§ Direction: What is the number of lines containing the word "dels"? Give that number alone.

•••

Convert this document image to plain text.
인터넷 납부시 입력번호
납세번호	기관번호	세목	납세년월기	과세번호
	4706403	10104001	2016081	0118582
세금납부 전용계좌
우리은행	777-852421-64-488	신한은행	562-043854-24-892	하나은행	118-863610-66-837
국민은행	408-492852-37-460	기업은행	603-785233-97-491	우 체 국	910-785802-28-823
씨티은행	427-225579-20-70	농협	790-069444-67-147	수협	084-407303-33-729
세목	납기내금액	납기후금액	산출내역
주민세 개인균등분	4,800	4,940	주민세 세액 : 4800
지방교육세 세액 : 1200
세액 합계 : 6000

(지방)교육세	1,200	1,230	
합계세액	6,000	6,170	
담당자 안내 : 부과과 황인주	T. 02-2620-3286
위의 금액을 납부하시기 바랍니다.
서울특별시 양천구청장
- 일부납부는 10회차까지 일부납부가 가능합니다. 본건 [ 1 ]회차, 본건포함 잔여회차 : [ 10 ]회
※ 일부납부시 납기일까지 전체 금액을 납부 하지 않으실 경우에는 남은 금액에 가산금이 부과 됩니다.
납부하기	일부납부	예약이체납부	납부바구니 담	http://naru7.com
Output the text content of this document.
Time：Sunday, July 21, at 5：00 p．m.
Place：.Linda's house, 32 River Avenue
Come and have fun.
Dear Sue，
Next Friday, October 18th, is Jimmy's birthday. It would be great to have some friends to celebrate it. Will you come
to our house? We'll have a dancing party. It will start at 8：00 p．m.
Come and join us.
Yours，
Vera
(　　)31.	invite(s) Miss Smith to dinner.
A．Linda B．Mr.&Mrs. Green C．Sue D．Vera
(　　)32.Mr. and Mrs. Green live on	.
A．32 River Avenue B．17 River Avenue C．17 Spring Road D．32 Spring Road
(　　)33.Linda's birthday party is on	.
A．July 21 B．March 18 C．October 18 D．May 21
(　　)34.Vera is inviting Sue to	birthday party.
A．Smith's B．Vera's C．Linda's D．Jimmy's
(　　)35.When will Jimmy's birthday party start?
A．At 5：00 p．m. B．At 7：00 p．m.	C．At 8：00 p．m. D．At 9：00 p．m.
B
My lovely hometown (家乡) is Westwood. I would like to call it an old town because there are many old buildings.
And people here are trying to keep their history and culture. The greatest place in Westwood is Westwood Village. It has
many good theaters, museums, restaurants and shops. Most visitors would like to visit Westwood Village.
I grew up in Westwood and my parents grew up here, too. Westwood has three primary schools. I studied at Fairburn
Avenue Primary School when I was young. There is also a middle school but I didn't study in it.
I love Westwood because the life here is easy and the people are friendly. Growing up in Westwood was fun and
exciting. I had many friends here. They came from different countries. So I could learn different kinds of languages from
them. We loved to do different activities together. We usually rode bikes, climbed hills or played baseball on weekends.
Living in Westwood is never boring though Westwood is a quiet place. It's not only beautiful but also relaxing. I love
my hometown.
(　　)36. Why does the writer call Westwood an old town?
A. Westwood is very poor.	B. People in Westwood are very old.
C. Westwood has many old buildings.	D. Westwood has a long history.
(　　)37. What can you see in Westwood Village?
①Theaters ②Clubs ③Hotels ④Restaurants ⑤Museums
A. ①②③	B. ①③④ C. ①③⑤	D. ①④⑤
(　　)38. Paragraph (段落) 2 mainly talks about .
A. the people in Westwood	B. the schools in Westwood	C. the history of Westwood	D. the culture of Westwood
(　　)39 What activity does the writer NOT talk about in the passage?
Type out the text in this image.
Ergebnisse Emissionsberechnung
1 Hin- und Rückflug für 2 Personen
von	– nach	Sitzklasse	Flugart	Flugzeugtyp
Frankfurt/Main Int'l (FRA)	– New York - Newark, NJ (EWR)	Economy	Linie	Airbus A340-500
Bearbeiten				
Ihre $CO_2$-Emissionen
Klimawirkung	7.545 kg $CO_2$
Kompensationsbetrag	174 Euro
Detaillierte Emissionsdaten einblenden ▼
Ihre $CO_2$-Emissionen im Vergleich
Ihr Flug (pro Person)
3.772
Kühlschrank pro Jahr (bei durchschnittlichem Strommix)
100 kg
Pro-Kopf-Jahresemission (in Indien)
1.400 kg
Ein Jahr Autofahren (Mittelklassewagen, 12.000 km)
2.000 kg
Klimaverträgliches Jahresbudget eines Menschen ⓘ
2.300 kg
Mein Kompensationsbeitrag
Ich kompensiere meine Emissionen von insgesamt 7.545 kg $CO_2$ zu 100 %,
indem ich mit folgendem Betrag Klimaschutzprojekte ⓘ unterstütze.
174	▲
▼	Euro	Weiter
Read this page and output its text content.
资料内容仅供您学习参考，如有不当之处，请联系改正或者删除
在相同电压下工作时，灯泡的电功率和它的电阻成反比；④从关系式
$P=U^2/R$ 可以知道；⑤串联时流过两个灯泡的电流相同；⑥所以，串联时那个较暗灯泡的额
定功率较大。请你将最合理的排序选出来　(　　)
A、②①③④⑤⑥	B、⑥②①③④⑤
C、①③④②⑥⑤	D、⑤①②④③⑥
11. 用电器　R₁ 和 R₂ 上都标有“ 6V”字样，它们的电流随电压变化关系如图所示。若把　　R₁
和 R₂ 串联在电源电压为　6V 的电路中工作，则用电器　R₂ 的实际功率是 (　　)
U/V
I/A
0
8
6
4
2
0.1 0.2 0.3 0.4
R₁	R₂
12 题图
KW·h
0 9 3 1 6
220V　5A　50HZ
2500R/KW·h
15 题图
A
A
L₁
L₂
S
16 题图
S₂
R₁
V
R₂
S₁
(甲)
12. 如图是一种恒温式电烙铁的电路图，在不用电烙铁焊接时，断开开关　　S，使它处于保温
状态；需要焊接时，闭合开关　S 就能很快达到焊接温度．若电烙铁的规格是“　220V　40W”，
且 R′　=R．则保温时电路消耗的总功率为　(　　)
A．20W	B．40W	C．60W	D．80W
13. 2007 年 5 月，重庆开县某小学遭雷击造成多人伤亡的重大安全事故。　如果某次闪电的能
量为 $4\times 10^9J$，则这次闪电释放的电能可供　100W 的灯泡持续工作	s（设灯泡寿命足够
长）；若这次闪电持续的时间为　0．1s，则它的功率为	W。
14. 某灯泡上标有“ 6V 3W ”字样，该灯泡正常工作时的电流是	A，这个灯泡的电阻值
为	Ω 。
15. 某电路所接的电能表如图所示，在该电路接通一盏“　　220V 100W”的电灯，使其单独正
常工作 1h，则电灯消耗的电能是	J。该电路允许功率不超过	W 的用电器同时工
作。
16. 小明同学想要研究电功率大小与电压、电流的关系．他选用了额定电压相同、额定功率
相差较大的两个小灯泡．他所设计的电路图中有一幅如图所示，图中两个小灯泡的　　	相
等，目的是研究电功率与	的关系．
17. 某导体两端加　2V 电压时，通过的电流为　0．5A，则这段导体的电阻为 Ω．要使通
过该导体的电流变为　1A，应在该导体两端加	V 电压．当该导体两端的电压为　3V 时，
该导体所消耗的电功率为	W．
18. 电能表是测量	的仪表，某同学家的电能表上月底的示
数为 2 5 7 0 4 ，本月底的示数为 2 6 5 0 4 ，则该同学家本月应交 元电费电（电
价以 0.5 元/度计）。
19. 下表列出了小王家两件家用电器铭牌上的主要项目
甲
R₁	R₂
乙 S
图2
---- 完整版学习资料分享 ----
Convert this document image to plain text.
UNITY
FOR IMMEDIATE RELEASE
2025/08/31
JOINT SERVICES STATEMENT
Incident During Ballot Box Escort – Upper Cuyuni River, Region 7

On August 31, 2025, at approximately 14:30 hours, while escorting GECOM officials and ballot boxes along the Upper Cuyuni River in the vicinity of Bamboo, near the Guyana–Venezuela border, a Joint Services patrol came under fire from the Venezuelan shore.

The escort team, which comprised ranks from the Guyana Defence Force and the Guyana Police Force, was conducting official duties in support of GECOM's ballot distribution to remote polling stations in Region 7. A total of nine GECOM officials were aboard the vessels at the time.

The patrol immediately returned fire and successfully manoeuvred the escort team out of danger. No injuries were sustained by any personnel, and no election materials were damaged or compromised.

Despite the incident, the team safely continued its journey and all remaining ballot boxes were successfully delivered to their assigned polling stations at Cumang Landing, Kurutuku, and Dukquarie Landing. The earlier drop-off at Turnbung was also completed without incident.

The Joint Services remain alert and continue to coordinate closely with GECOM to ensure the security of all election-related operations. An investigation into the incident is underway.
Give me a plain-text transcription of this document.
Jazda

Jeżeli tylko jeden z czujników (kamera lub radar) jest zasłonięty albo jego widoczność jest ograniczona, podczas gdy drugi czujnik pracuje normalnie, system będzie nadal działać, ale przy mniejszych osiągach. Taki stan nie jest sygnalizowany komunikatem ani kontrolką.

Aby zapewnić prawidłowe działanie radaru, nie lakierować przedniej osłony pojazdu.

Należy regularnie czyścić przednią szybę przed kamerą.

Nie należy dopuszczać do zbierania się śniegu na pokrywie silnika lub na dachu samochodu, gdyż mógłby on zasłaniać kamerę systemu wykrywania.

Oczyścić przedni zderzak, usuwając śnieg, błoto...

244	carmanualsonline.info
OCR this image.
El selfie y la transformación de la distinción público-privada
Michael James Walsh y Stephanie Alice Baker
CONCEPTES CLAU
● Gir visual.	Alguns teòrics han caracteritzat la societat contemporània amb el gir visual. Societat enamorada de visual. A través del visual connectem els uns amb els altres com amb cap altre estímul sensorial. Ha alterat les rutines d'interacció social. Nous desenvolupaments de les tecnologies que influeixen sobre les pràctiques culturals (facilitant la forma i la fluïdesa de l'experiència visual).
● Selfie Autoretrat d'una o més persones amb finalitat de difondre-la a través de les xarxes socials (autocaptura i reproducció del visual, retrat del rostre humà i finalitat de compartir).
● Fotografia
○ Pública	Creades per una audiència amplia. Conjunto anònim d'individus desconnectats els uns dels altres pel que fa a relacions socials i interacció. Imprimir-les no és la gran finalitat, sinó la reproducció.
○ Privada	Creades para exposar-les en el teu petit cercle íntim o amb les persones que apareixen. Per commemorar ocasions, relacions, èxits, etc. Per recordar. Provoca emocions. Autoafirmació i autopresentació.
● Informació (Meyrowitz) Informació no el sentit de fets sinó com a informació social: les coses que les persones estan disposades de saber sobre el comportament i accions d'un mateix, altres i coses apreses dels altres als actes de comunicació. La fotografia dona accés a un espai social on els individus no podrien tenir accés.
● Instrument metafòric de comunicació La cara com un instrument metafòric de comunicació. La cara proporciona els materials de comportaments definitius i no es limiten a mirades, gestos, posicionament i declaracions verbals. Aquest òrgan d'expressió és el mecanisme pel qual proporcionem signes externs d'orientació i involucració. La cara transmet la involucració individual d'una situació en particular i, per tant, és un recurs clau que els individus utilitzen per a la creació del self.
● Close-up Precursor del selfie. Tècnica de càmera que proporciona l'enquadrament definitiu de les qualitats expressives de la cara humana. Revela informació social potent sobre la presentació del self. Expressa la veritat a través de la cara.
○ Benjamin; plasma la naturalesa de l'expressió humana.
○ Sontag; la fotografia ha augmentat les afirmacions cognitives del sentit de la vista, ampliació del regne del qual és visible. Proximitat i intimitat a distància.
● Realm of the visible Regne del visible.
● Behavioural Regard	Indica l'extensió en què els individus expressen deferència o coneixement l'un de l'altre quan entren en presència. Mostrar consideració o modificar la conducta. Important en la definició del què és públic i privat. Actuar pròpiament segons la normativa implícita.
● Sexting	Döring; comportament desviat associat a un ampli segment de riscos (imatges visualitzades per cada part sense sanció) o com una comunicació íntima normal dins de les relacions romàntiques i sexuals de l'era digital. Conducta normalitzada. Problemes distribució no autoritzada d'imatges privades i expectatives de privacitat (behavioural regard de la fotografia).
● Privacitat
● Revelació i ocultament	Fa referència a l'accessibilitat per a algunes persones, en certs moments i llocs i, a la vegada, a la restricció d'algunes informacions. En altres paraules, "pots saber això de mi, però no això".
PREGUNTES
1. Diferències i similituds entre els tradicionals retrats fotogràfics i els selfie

•••

§ Task result: 2